(Objective)
Write out the entire listing below exactly, with the pictures left out.

--- begin Source material ---

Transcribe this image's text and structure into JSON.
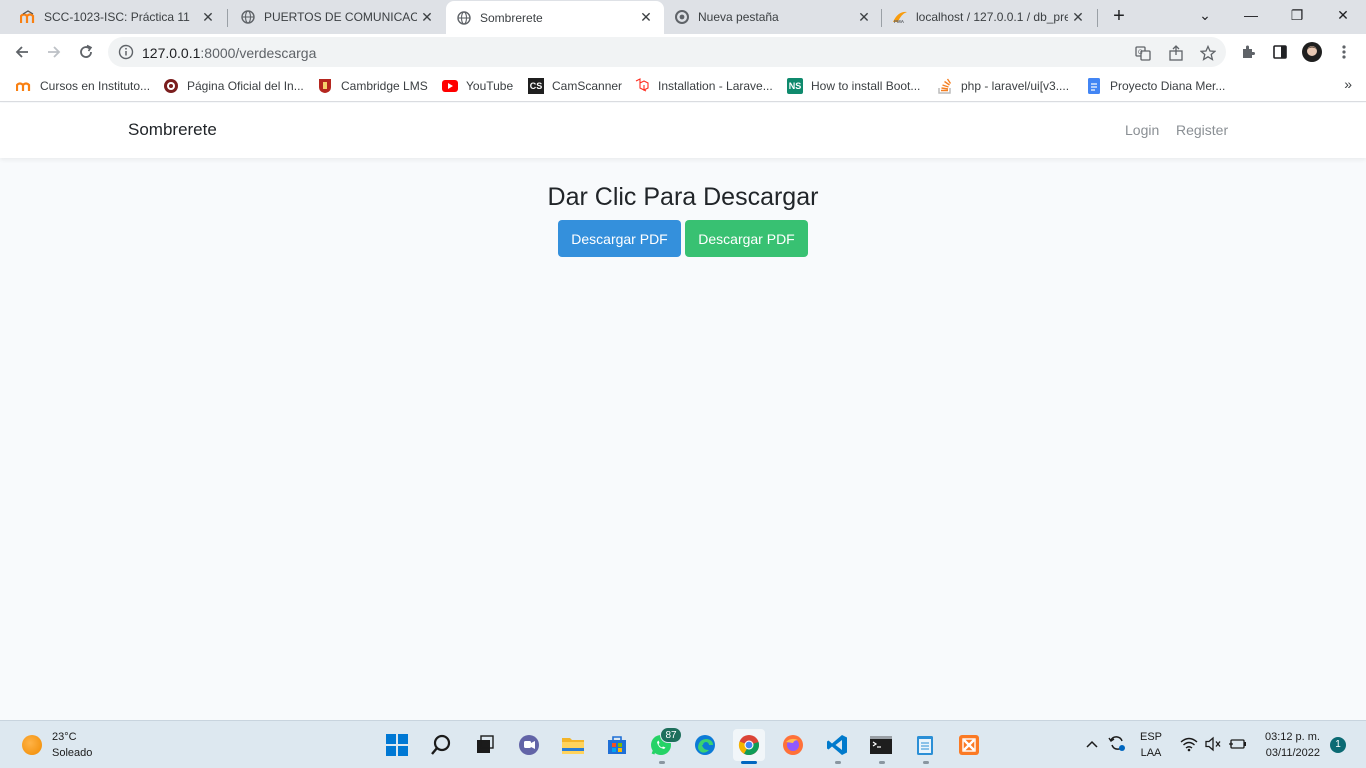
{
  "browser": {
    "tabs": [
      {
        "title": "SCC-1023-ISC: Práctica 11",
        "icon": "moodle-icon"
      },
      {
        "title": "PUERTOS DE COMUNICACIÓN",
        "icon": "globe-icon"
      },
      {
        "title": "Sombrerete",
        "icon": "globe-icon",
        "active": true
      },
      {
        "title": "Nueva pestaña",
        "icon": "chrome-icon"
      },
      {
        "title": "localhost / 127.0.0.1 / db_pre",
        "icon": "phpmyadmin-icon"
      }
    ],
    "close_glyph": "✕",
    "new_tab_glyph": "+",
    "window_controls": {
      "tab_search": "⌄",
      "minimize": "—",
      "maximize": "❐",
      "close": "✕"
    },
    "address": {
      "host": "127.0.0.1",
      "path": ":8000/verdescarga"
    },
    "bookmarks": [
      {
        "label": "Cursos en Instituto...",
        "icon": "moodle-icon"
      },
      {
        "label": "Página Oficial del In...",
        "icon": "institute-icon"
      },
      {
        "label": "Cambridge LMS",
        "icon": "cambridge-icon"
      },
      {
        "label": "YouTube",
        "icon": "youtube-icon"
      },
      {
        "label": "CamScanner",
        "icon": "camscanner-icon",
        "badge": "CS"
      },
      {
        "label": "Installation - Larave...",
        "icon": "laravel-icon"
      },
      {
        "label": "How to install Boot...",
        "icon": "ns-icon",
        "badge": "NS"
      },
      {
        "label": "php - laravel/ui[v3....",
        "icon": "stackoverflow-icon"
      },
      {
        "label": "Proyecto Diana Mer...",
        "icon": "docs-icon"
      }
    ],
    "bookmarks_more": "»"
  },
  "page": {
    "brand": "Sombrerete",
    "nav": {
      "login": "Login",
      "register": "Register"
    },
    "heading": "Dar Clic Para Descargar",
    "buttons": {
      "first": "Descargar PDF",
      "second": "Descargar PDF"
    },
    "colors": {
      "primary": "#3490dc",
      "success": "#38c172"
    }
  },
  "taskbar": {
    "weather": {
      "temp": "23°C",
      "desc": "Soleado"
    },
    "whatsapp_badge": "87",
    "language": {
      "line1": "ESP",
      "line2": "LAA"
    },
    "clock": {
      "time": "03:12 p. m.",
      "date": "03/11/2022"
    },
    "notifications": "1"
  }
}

--- end Source material ---

(Exercise solution)
Transcribe this image's text and structure into JSON.
{
  "browser": {
    "tabs": [
      {
        "title": "SCC-1023-ISC: Práctica 11",
        "icon": "moodle-icon"
      },
      {
        "title": "PUERTOS DE COMUNICACIÓN",
        "icon": "globe-icon"
      },
      {
        "title": "Sombrerete",
        "icon": "globe-icon",
        "active": true
      },
      {
        "title": "Nueva pestaña",
        "icon": "chrome-icon"
      },
      {
        "title": "localhost / 127.0.0.1 / db_pre",
        "icon": "phpmyadmin-icon"
      }
    ],
    "close_glyph": "✕",
    "new_tab_glyph": "+",
    "window_controls": {
      "tab_search": "⌄",
      "minimize": "—",
      "maximize": "❐",
      "close": "✕"
    },
    "address": {
      "host": "127.0.0.1",
      "path": ":8000/verdescarga"
    },
    "bookmarks": [
      {
        "label": "Cursos en Instituto...",
        "icon": "moodle-icon"
      },
      {
        "label": "Página Oficial del In...",
        "icon": "institute-icon"
      },
      {
        "label": "Cambridge LMS",
        "icon": "cambridge-icon"
      },
      {
        "label": "YouTube",
        "icon": "youtube-icon"
      },
      {
        "label": "CamScanner",
        "icon": "camscanner-icon",
        "badge": "CS"
      },
      {
        "label": "Installation - Larave...",
        "icon": "laravel-icon"
      },
      {
        "label": "How to install Boot...",
        "icon": "ns-icon",
        "badge": "NS"
      },
      {
        "label": "php - laravel/ui[v3....",
        "icon": "stackoverflow-icon"
      },
      {
        "label": "Proyecto Diana Mer...",
        "icon": "docs-icon"
      }
    ],
    "bookmarks_more": "»"
  },
  "page": {
    "brand": "Sombrerete",
    "nav": {
      "login": "Login",
      "register": "Register"
    },
    "heading": "Dar Clic Para Descargar",
    "buttons": {
      "first": "Descargar PDF",
      "second": "Descargar PDF"
    },
    "colors": {
      "primary": "#3490dc",
      "success": "#38c172"
    }
  },
  "taskbar": {
    "weather": {
      "temp": "23°C",
      "desc": "Soleado"
    },
    "whatsapp_badge": "87",
    "language": {
      "line1": "ESP",
      "line2": "LAA"
    },
    "clock": {
      "time": "03:12 p. m.",
      "date": "03/11/2022"
    },
    "notifications": "1"
  }
}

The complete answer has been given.